[Saved entries]
******************************

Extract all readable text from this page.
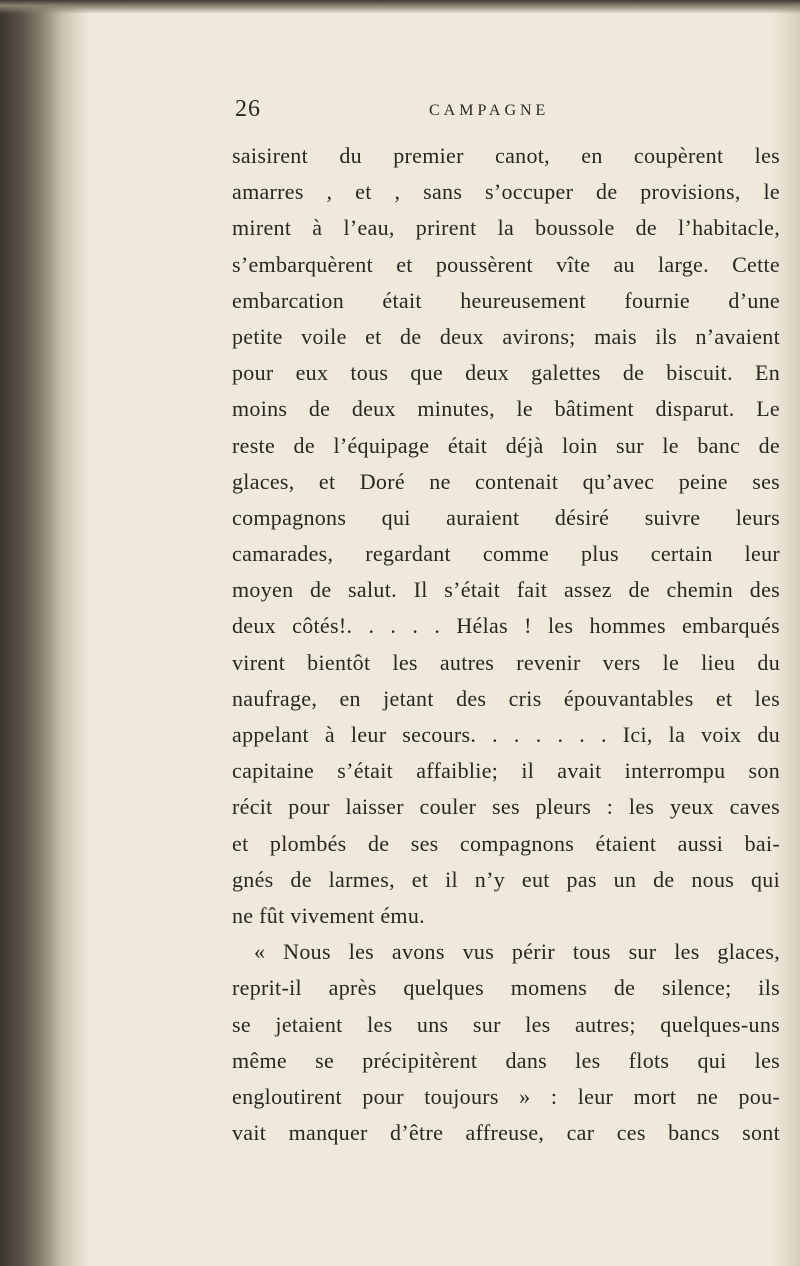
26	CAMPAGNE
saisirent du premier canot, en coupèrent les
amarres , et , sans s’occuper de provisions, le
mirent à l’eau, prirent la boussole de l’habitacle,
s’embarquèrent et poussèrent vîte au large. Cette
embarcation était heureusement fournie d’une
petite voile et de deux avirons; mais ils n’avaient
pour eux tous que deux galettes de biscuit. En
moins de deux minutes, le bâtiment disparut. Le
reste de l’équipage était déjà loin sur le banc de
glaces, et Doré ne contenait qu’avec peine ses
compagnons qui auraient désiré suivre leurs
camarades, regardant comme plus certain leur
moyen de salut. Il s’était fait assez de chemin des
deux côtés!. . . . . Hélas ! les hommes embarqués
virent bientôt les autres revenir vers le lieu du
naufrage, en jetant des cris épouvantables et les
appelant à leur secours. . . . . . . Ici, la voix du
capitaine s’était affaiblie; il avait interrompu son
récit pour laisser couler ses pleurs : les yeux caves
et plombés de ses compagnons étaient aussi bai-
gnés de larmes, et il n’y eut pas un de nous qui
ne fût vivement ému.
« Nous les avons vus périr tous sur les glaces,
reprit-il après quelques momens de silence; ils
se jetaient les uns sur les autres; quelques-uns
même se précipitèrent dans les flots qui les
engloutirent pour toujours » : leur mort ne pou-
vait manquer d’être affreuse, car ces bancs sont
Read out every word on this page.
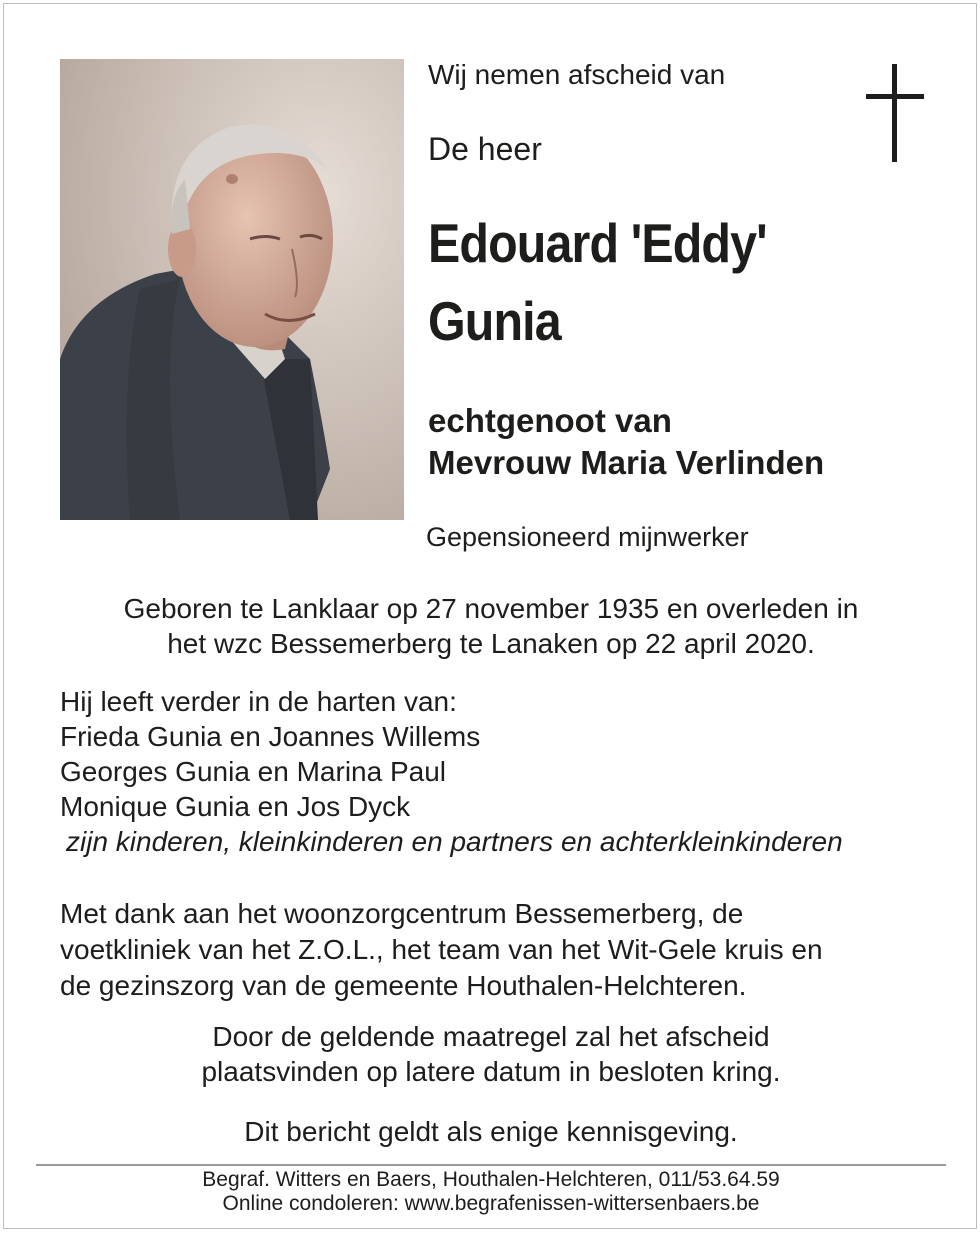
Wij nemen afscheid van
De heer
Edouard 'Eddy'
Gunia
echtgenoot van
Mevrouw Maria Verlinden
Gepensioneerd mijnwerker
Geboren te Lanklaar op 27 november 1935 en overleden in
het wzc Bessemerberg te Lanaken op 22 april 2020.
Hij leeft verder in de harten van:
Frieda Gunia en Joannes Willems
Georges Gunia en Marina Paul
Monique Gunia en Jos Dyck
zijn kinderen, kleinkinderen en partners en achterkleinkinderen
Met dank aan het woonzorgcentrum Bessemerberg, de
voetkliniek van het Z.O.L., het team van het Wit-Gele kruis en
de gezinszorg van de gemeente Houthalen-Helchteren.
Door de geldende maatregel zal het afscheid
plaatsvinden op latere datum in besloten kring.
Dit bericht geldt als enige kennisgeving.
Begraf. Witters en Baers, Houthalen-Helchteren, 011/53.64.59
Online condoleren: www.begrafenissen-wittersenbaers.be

******************************

WHAT YOU SHOULD DO: Leave out every line without the string "Houthalen" and copy the rest.

EXERCISE RESPONSE:
de gezinszorg van de gemeente Houthalen-Helchteren.
Begraf. Witters en Baers, Houthalen-Helchteren, 011/53.64.59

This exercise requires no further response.